+++ The data +++
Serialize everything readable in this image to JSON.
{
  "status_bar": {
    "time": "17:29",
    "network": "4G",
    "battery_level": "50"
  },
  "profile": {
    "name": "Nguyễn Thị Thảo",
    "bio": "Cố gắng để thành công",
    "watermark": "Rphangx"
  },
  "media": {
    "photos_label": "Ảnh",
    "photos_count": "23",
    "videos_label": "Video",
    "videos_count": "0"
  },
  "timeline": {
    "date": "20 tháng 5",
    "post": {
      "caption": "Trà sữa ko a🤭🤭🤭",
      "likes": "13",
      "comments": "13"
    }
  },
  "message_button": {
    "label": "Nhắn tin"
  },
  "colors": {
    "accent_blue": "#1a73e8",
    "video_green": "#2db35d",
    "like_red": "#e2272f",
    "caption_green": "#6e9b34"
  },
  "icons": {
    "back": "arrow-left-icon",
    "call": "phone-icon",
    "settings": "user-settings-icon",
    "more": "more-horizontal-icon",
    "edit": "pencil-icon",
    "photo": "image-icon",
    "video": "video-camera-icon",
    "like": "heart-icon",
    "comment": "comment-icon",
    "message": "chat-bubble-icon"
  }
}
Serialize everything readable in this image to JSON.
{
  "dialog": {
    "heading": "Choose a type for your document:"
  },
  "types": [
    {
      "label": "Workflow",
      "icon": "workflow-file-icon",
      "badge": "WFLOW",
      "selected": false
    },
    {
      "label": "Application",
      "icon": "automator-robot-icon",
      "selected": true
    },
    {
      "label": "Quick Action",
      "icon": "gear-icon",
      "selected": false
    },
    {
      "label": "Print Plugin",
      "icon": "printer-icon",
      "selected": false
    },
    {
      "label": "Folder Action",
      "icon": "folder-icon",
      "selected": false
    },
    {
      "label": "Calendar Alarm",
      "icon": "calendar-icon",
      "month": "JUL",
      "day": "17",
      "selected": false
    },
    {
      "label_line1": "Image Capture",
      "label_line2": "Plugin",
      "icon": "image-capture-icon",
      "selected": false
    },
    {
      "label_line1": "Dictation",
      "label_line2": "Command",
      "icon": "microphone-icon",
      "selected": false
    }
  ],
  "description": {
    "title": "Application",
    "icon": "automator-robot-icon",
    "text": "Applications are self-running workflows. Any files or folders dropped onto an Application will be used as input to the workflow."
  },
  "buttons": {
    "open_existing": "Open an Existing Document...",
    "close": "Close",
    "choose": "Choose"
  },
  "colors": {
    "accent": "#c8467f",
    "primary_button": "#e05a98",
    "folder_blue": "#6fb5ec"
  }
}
+++
Show the lines of the data that hold the word "Action".

- _Complete output_:
      "label": "Quick Action",
      "label": "Folder Action",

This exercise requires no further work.